The problem
Reproduce each line of the material precisely.

>> START

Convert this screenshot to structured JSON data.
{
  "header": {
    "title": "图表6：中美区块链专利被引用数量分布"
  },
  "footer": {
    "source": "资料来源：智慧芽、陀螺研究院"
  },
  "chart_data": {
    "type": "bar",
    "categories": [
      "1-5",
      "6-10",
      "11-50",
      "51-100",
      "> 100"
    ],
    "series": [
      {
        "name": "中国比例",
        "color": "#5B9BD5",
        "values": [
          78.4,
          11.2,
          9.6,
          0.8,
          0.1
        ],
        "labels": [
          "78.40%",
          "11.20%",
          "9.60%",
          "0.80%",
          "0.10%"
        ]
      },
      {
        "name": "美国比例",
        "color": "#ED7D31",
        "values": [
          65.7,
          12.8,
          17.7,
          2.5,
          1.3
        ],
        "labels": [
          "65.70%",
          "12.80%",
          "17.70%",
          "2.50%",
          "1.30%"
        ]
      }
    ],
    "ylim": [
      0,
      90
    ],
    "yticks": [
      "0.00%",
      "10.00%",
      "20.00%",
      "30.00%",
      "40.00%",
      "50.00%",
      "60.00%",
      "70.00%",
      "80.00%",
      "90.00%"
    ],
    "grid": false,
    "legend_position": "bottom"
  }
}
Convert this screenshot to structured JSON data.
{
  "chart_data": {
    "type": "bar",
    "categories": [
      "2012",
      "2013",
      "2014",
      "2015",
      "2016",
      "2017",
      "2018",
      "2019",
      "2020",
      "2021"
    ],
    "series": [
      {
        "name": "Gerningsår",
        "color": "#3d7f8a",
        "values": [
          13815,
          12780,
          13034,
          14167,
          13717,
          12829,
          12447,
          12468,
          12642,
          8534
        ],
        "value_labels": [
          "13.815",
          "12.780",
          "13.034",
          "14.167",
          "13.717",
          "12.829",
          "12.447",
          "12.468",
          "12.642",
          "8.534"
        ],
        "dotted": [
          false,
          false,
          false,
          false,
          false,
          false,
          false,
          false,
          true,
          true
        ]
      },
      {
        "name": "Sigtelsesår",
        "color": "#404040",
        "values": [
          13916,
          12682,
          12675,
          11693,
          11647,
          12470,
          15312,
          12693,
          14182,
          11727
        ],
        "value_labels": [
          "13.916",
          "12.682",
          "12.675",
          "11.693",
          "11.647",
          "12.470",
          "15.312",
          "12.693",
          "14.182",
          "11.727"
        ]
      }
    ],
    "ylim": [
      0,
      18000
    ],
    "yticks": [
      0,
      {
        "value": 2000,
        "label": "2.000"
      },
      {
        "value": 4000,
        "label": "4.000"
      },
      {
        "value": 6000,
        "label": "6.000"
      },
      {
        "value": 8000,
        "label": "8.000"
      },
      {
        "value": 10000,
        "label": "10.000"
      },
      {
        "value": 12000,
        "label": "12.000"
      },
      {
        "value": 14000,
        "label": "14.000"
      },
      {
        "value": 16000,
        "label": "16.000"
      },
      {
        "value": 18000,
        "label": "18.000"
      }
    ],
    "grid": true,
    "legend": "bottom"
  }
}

>> END

Task output
Convert this screenshot to structured JSON data.
{
  "header": {
    "title": "图表6：中美区块链专利被引用数量分布"
  },
  "footer": {
    "source": "资料来源：智慧芽、陀螺研究院"
  },
  "chart_data": {
    "type": "bar",
    "categories": [
      "1-5",
      "6-10",
      "11-50",
      "51-100",
      "> 100"
    ],
    "series": [
      {
        "name": "中国比例",
        "color": "#5B9BD5",
        "values": [
          78.4,
          11.2,
          9.6,
          0.8,
          0.1
        ],
        "labels": [
          "78.40%",
          "11.20%",
          "9.60%",
          "0.80%",
          "0.10%"
        ]
      },
      {
        "name": "美国比例",
        "color": "#ED7D31",
        "values": [
          65.7,
          12.8,
          17.7,
          2.5,
          1.3
        ],
        "labels": [
          "65.70%",
          "12.80%",
          "17.70%",
          "2.50%",
          "1.30%"
        ]
      }
    ],
    "ylim": [
      0,
      90
    ],
    "yticks": [
      "0.00%",
      "10.00%",
      "20.00%",
      "30.00%",
      "40.00%",
      "50.00%",
      "60.00%",
      "70.00%",
      "80.00%",
      "90.00%"
    ],
    "grid": false,
    "legend_position": "bottom"
  }
}
Convert this screenshot to structured JSON data.
{
  "chart_data": {
    "type": "bar",
    "categories": [
      "2012",
      "2013",
      "2014",
      "2015",
      "2016",
      "2017",
      "2018",
      "2019",
      "2020",
      "2021"
    ],
    "series": [
      {
        "name": "Gerningsår",
        "color": "#3d7f8a",
        "values": [
          13815,
          12780,
          13034,
          14167,
          13717,
          12829,
          12447,
          12468,
          12642,
          8534
        ],
        "value_labels": [
          "13.815",
          "12.780",
          "13.034",
          "14.167",
          "13.717",
          "12.829",
          "12.447",
          "12.468",
          "12.642",
          "8.534"
        ],
        "dotted": [
          false,
          false,
          false,
          false,
          false,
          false,
          false,
          false,
          true,
          true
        ]
      },
      {
        "name": "Sigtelsesår",
        "color": "#404040",
        "values": [
          13916,
          12682,
          12675,
          11693,
          11647,
          12470,
          15312,
          12693,
          14182,
          11727
        ],
        "value_labels": [
          "13.916",
          "12.682",
          "12.675",
          "11.693",
          "11.647",
          "12.470",
          "15.312",
          "12.693",
          "14.182",
          "11.727"
        ]
      }
    ],
    "ylim": [
      0,
      18000
    ],
    "yticks": [
      0,
      {
        "value": 2000,
        "label": "2.000"
      },
      {
        "value": 4000,
        "label": "4.000"
      },
      {
        "value": 6000,
        "label": "6.000"
      },
      {
        "value": 8000,
        "label": "8.000"
      },
      {
        "value": 10000,
        "label": "10.000"
      },
      {
        "value": 12000,
        "label": "12.000"
      },
      {
        "value": 14000,
        "label": "14.000"
      },
      {
        "value": 16000,
        "label": "16.000"
      },
      {
        "value": 18000,
        "label": "18.000"
      }
    ],
    "grid": true,
    "legend": "bottom"
  }
}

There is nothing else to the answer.